• **Required task**: Select from the records below every line that has the word "times" in it.

• **Raw data**:
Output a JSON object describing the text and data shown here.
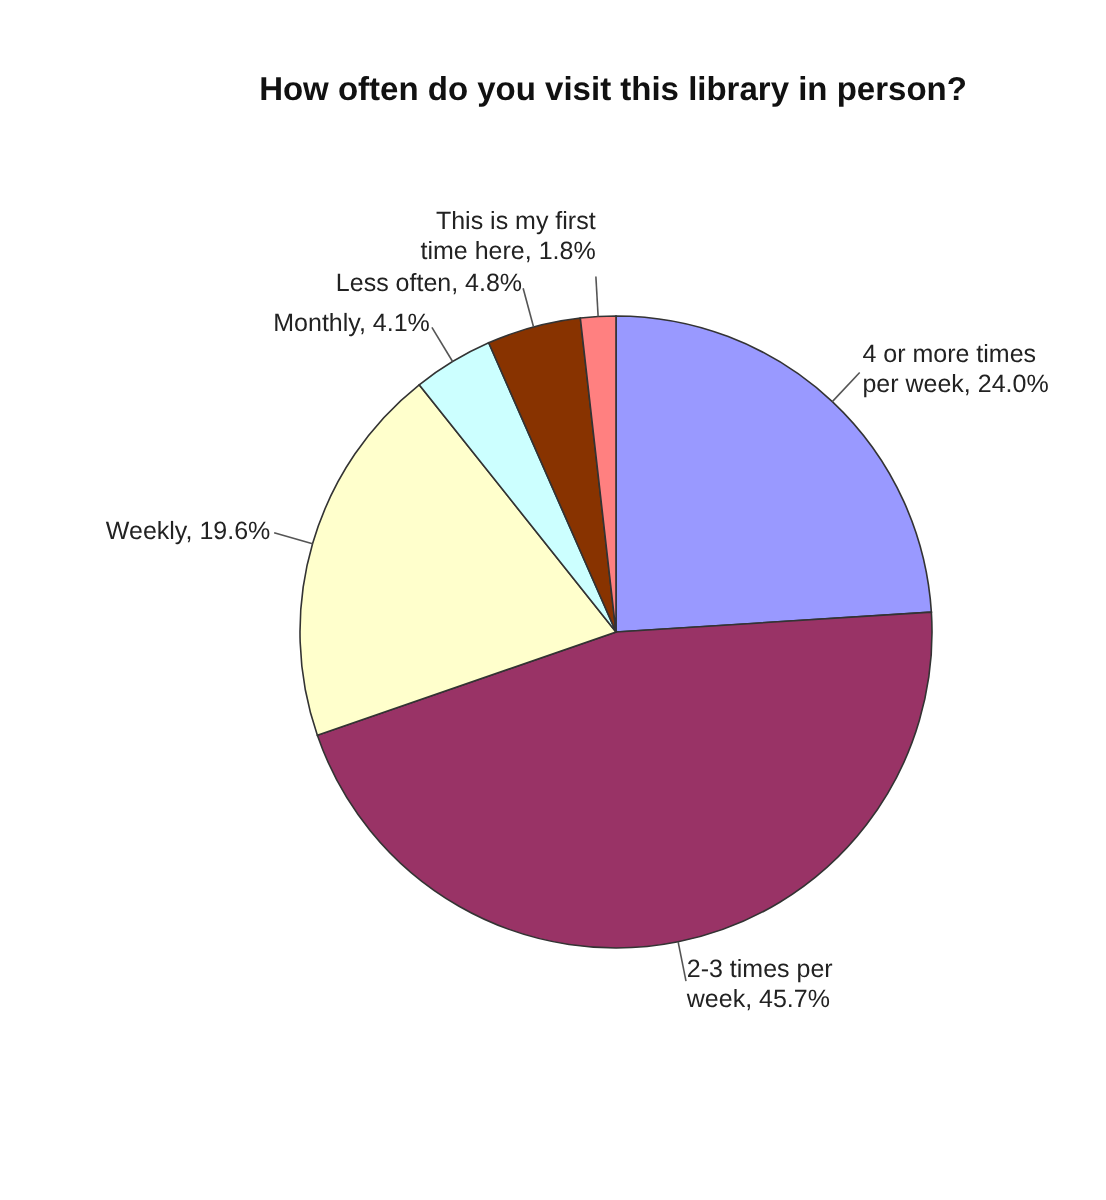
{
  "chart_data": {
    "type": "pie",
    "title": "How often do you visit this library in person?",
    "categories": [
      "4 or more times per week",
      "2-3 times per week",
      "Weekly",
      "Monthly",
      "Less often",
      "This is my first time here"
    ],
    "values": [
      24.0,
      45.7,
      19.6,
      4.1,
      4.8,
      1.8
    ],
    "value_labels": [
      "24.0%",
      "45.7%",
      "19.6%",
      "4.1%",
      "4.8%",
      "1.8%"
    ],
    "colors": [
      "#9999ff",
      "#993366",
      "#ffffcc",
      "#ccffff",
      "#883300",
      "#ff8080"
    ],
    "legend": false
  }
}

• **Complete answer**:
      "4 or more times per week",
      "2-3 times per week",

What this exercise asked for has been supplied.